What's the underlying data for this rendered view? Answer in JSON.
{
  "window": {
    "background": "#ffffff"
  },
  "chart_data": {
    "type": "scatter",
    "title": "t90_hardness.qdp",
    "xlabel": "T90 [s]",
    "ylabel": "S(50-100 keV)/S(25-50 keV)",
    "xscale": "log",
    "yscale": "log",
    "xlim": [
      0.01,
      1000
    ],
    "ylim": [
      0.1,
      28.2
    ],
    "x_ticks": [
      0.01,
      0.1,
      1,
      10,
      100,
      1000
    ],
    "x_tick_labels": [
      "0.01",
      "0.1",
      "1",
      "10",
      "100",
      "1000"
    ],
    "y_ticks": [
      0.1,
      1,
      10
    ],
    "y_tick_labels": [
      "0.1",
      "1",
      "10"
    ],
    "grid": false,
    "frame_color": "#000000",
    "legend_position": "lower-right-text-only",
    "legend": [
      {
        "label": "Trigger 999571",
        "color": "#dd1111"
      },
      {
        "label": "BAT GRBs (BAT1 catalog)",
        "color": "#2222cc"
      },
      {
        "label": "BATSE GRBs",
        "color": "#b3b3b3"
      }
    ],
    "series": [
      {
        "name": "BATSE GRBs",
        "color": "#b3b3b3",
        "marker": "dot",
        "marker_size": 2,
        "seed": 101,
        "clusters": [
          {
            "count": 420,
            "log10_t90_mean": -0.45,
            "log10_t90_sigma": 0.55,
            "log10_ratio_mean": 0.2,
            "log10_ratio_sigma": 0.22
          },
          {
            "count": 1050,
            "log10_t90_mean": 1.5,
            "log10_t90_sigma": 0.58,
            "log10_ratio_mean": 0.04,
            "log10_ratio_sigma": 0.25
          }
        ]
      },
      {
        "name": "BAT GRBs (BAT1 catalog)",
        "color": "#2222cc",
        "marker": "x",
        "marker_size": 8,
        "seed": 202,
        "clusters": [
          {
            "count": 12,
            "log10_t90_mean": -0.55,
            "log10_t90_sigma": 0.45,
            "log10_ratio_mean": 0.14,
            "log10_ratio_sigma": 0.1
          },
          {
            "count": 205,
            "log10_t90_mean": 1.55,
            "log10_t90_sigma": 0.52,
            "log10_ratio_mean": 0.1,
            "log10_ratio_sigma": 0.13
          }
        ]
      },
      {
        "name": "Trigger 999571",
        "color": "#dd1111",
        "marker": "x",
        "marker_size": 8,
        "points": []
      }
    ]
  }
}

> **TASK INSTRUCTIONS**: Set down the listing above in full, please, exactly as it appears.

> **FULL SOLUTION**:
What's the underlying data for this rendered view? Answer in JSON.
{
  "window": {
    "background": "#ffffff"
  },
  "chart_data": {
    "type": "scatter",
    "title": "t90_hardness.qdp",
    "xlabel": "T90 [s]",
    "ylabel": "S(50-100 keV)/S(25-50 keV)",
    "xscale": "log",
    "yscale": "log",
    "xlim": [
      0.01,
      1000
    ],
    "ylim": [
      0.1,
      28.2
    ],
    "x_ticks": [
      0.01,
      0.1,
      1,
      10,
      100,
      1000
    ],
    "x_tick_labels": [
      "0.01",
      "0.1",
      "1",
      "10",
      "100",
      "1000"
    ],
    "y_ticks": [
      0.1,
      1,
      10
    ],
    "y_tick_labels": [
      "0.1",
      "1",
      "10"
    ],
    "grid": false,
    "frame_color": "#000000",
    "legend_position": "lower-right-text-only",
    "legend": [
      {
        "label": "Trigger 999571",
        "color": "#dd1111"
      },
      {
        "label": "BAT GRBs (BAT1 catalog)",
        "color": "#2222cc"
      },
      {
        "label": "BATSE GRBs",
        "color": "#b3b3b3"
      }
    ],
    "series": [
      {
        "name": "BATSE GRBs",
        "color": "#b3b3b3",
        "marker": "dot",
        "marker_size": 2,
        "seed": 101,
        "clusters": [
          {
            "count": 420,
            "log10_t90_mean": -0.45,
            "log10_t90_sigma": 0.55,
            "log10_ratio_mean": 0.2,
            "log10_ratio_sigma": 0.22
          },
          {
            "count": 1050,
            "log10_t90_mean": 1.5,
            "log10_t90_sigma": 0.58,
            "log10_ratio_mean": 0.04,
            "log10_ratio_sigma": 0.25
          }
        ]
      },
      {
        "name": "BAT GRBs (BAT1 catalog)",
        "color": "#2222cc",
        "marker": "x",
        "marker_size": 8,
        "seed": 202,
        "clusters": [
          {
            "count": 12,
            "log10_t90_mean": -0.55,
            "log10_t90_sigma": 0.45,
            "log10_ratio_mean": 0.14,
            "log10_ratio_sigma": 0.1
          },
          {
            "count": 205,
            "log10_t90_mean": 1.55,
            "log10_t90_sigma": 0.52,
            "log10_ratio_mean": 0.1,
            "log10_ratio_sigma": 0.13
          }
        ]
      },
      {
        "name": "Trigger 999571",
        "color": "#dd1111",
        "marker": "x",
        "marker_size": 8,
        "points": []
      }
    ]
  }
}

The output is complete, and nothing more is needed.